List every line below containing "Dissolved".

Items from a figure collection
#####
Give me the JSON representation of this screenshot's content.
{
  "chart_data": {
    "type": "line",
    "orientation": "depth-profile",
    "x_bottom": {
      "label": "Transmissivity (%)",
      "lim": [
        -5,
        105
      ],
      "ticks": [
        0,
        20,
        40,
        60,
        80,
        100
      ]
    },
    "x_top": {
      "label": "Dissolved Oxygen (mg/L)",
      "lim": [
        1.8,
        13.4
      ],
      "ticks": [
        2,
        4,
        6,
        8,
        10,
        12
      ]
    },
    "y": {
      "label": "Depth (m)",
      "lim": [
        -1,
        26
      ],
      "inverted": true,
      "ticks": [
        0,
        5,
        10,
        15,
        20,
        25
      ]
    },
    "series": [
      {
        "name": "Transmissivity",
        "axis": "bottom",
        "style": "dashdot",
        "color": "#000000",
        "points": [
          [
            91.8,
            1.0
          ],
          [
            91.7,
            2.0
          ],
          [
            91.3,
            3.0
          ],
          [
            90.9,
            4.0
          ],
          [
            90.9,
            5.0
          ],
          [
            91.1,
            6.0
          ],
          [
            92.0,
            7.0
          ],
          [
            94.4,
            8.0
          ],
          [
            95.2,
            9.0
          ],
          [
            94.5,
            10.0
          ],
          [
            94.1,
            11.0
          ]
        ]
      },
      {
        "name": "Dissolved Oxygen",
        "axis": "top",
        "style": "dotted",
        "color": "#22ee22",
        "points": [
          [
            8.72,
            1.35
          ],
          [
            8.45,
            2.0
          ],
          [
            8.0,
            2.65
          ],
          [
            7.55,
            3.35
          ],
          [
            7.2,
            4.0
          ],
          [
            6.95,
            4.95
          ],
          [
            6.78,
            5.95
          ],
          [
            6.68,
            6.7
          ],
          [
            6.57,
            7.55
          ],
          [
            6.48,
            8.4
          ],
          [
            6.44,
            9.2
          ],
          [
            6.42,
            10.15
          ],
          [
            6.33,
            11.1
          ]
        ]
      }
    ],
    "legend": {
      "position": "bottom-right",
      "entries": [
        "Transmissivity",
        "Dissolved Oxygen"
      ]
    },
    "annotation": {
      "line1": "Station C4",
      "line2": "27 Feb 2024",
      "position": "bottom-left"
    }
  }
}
#####
▶ _COMPLETED TASK_
      "label": "Dissolved Oxygen (mg/L)",
        "name": "Dissolved Oxygen",
        "Dissolved Oxygen"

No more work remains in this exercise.